### Job
Wherever the string "ohne" occurs in a line of these records, report that line.

### Source material

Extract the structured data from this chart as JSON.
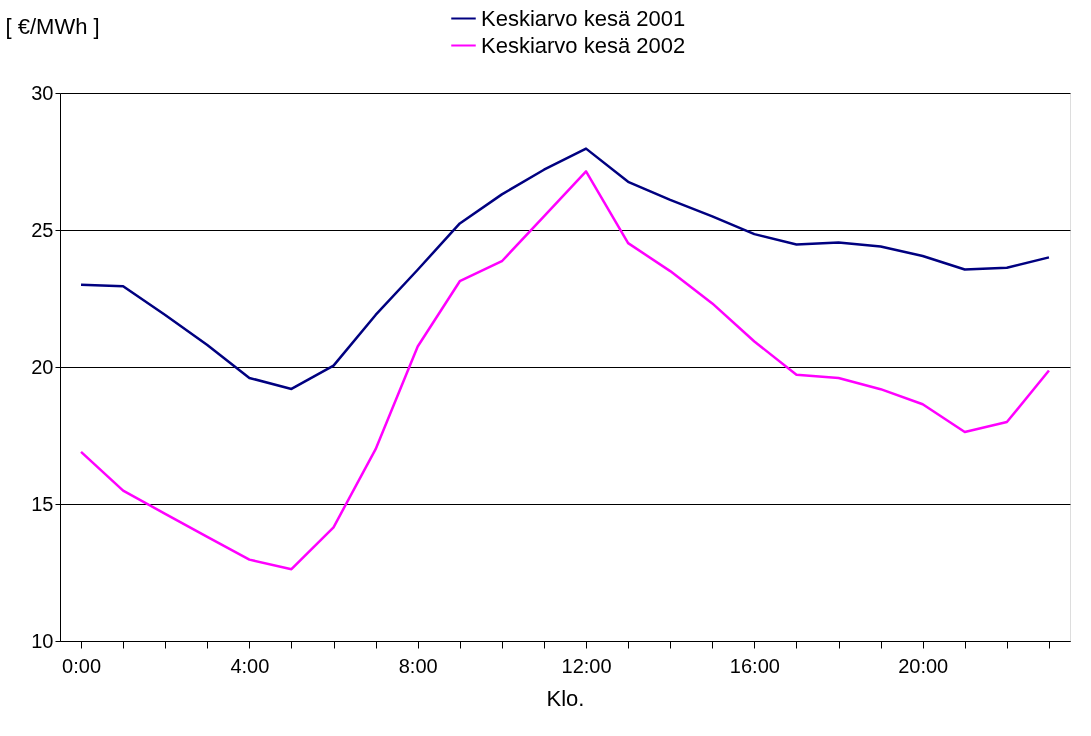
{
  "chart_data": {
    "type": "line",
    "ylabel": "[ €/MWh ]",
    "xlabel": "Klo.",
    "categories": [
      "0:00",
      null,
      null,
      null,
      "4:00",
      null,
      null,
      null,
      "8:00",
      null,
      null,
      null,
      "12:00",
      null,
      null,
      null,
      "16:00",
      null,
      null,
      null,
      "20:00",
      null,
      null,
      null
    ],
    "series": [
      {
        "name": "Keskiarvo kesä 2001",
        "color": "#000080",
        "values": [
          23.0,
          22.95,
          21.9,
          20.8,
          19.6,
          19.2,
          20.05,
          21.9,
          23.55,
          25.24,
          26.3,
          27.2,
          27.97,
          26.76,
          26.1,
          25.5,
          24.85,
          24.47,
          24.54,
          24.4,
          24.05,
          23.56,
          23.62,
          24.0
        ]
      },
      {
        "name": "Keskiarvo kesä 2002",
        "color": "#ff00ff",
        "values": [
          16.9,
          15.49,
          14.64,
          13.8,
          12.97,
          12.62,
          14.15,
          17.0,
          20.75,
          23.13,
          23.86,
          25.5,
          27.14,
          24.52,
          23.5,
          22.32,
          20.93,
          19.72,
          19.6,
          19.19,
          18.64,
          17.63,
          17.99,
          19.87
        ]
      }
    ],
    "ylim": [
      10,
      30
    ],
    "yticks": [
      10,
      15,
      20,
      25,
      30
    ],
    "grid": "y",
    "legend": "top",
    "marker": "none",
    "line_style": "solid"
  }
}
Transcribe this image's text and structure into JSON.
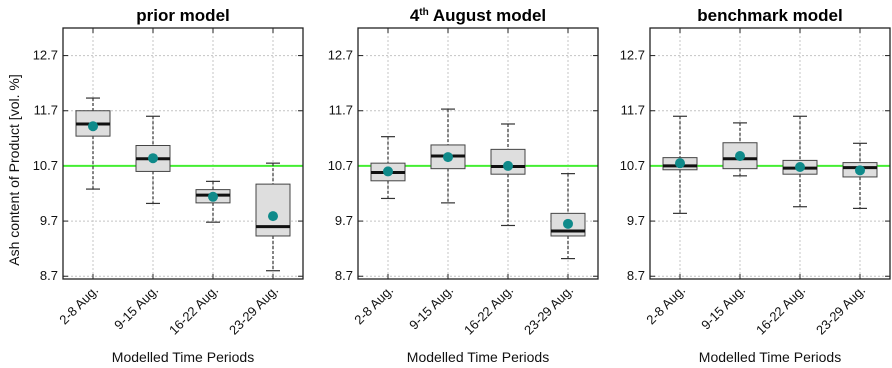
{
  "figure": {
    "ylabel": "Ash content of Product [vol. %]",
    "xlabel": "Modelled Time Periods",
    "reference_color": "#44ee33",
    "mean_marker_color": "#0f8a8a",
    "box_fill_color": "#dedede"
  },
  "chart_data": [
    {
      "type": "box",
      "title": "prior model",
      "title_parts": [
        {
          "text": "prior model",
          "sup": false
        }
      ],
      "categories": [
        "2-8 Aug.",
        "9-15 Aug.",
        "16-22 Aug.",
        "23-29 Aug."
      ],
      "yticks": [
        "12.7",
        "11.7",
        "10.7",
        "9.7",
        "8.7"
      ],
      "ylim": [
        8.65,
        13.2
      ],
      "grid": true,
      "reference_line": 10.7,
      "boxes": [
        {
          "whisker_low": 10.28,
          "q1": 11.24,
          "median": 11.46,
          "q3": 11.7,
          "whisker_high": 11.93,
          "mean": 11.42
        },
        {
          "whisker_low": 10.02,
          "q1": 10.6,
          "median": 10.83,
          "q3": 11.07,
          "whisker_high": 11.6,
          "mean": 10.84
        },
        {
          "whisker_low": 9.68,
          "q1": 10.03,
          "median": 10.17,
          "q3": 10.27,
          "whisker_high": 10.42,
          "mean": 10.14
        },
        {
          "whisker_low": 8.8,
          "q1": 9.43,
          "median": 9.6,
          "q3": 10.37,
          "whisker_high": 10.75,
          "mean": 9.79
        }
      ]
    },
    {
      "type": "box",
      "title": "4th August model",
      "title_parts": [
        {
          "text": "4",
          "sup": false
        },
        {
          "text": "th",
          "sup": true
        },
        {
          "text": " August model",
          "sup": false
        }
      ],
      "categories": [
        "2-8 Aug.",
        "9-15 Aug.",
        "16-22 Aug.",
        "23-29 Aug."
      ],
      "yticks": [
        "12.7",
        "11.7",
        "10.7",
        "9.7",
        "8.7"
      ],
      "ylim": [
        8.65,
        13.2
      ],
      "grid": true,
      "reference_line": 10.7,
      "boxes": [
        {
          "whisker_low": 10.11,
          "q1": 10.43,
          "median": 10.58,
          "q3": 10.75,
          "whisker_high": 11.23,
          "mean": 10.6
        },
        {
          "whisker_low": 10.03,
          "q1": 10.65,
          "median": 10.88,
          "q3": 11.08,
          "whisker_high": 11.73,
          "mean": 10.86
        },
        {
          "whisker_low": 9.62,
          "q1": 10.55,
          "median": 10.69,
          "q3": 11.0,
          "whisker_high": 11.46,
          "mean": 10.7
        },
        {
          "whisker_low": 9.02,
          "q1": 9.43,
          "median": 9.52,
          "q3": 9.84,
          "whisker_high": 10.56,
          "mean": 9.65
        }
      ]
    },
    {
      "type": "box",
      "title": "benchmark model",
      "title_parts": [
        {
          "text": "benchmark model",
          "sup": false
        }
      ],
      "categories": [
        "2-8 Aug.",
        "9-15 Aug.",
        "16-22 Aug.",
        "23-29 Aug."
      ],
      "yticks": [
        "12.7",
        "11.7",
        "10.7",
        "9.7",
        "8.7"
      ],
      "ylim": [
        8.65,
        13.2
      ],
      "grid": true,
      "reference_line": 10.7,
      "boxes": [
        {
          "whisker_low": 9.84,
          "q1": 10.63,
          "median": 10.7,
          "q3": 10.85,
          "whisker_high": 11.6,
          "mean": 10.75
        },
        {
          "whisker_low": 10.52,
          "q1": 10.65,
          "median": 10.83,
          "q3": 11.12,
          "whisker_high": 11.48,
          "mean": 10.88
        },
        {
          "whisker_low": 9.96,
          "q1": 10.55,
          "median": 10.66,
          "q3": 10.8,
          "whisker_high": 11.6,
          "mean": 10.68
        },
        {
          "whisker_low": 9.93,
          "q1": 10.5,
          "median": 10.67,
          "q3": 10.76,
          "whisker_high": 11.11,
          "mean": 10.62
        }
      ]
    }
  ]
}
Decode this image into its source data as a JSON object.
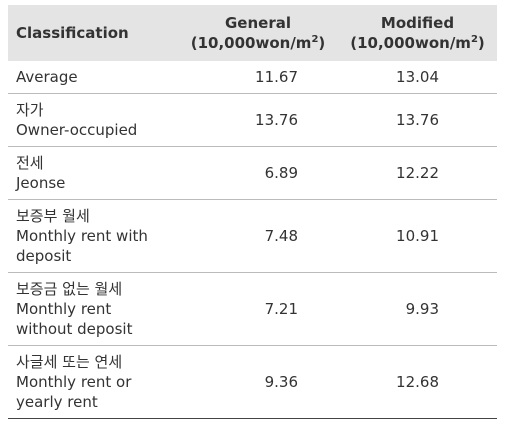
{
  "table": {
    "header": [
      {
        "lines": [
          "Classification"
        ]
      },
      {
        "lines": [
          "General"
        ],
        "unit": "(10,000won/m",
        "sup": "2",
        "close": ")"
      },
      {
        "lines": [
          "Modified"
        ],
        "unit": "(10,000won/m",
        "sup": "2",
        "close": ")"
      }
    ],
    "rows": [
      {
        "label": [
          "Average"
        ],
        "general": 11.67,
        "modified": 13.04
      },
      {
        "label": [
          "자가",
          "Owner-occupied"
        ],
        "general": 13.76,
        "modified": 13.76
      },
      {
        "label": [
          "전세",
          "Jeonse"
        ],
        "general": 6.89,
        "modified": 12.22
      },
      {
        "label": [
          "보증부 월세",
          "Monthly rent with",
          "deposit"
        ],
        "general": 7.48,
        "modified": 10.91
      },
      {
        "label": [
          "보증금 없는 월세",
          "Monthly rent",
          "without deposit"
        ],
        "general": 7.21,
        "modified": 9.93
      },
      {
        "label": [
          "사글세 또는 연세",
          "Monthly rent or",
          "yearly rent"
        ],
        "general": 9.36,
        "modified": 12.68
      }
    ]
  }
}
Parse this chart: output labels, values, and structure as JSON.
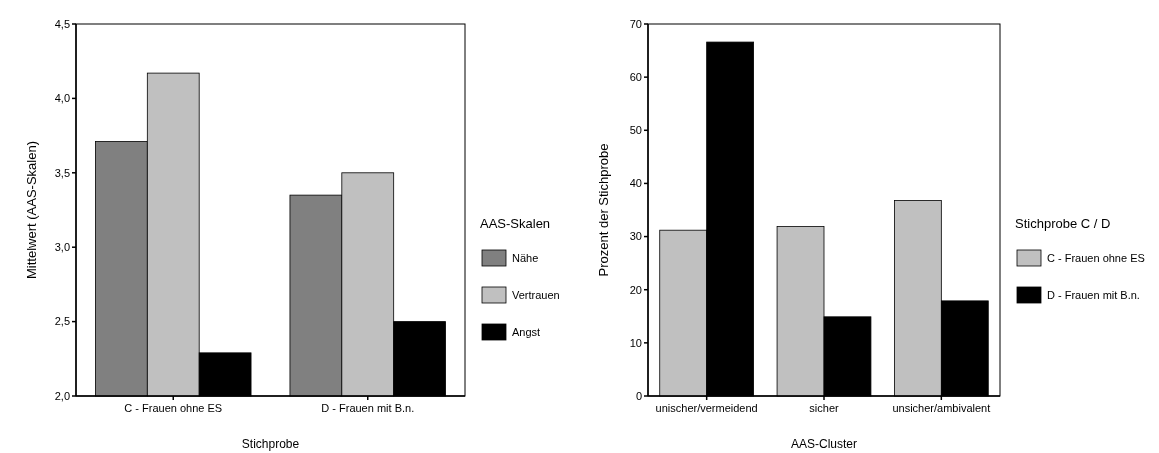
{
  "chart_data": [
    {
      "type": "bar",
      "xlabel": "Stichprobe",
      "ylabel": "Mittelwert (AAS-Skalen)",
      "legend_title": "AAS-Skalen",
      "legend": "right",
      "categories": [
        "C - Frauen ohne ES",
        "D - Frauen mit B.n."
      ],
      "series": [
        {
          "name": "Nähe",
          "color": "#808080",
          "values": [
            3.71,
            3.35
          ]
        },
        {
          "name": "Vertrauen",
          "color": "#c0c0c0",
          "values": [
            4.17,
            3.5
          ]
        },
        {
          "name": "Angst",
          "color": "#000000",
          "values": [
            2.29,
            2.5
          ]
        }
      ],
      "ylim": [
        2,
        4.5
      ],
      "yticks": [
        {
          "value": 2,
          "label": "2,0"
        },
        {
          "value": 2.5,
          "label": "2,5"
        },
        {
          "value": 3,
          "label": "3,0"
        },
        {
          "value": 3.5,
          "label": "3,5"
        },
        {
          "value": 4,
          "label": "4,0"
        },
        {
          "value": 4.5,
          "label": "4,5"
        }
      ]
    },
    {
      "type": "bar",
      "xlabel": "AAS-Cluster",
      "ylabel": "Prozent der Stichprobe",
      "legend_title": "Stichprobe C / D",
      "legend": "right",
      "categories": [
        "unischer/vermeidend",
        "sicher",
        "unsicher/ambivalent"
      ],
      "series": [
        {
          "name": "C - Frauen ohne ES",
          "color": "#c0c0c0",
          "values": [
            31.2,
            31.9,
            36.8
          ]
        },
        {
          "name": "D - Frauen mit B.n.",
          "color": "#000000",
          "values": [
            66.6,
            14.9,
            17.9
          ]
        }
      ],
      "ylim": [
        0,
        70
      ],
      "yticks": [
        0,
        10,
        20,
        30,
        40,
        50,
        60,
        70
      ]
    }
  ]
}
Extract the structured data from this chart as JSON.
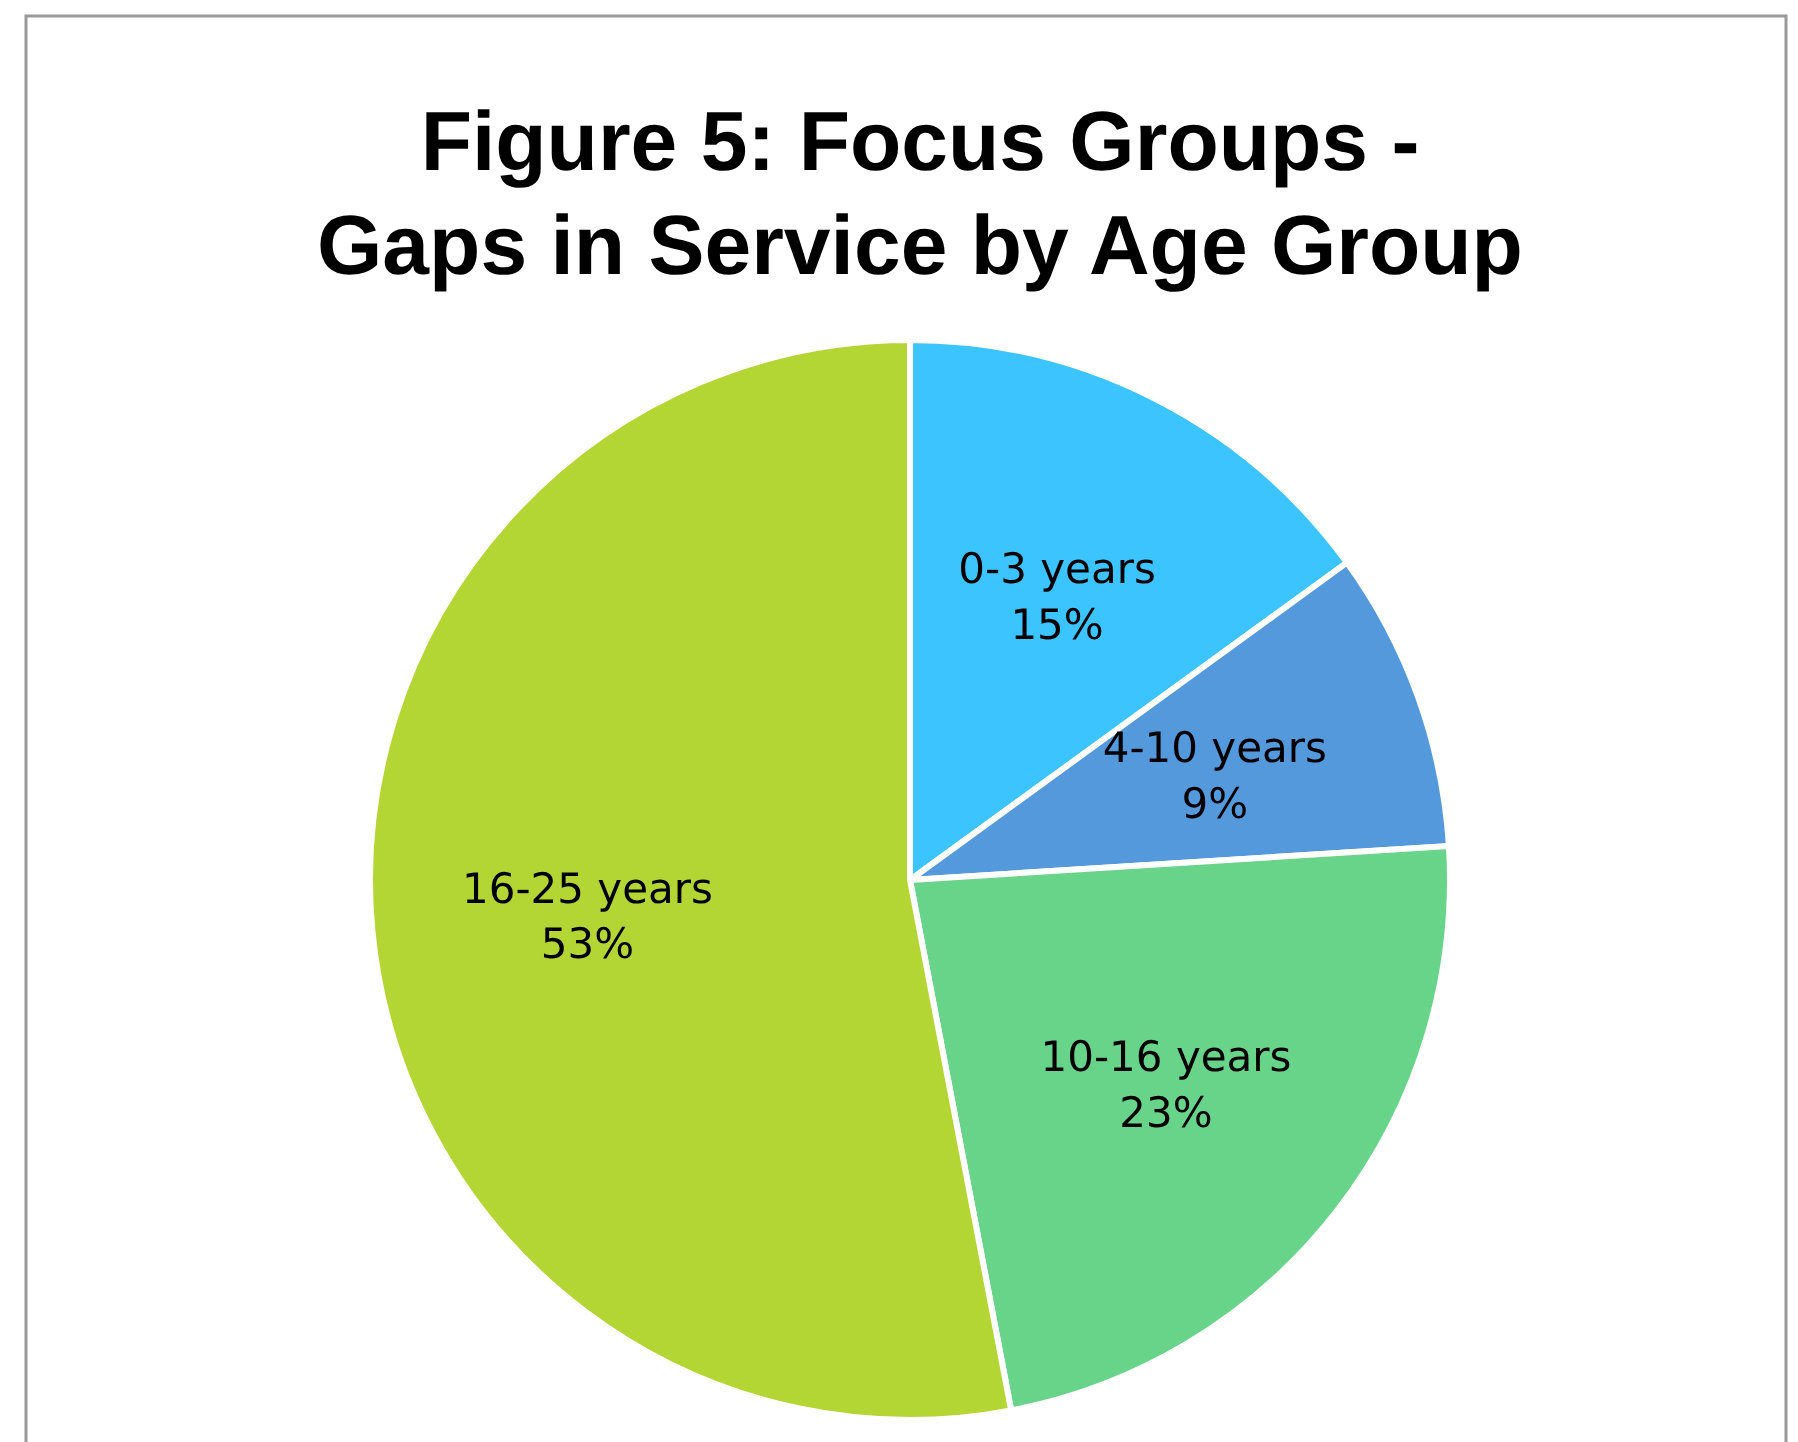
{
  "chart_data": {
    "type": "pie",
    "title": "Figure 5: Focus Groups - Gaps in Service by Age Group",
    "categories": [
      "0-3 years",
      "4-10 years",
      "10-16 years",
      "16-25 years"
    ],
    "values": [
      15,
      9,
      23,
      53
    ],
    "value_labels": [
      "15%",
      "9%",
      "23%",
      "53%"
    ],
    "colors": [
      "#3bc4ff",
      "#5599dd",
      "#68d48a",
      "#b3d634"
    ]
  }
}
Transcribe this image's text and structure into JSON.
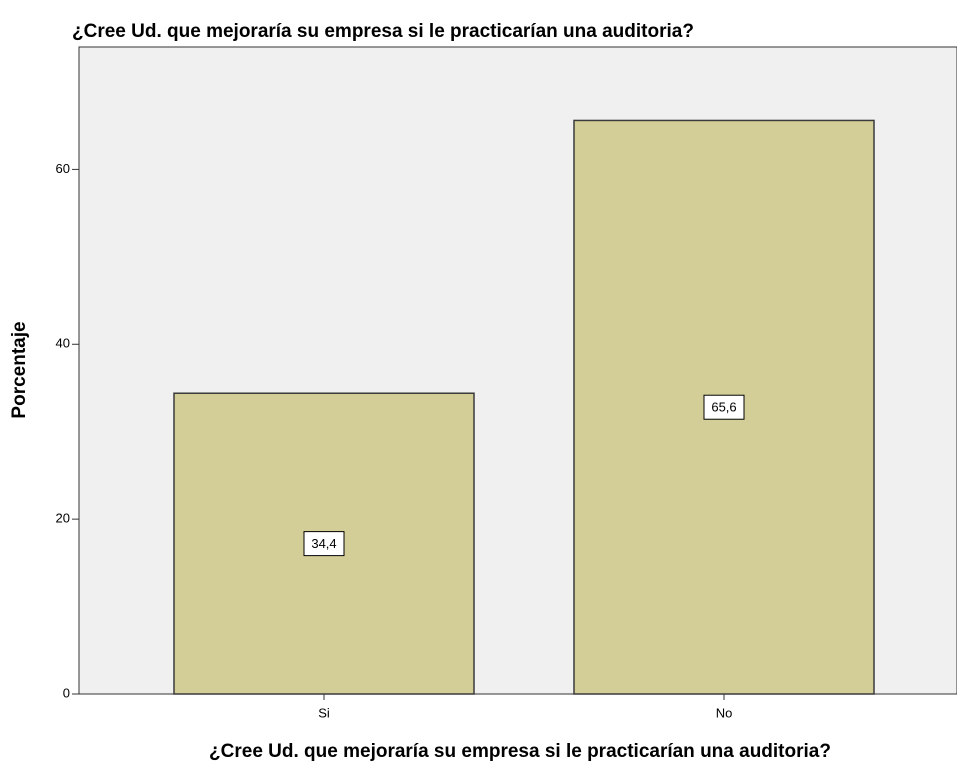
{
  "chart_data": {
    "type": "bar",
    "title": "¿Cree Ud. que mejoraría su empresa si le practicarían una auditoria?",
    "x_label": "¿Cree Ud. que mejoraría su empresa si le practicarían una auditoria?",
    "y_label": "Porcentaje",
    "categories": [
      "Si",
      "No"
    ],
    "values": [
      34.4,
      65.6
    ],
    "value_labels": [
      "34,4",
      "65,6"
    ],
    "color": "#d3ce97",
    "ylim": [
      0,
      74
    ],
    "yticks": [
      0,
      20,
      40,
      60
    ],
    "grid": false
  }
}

### Solution
        "C - Frauen ohne ES",
          "name": "C - Frauen ohne ES",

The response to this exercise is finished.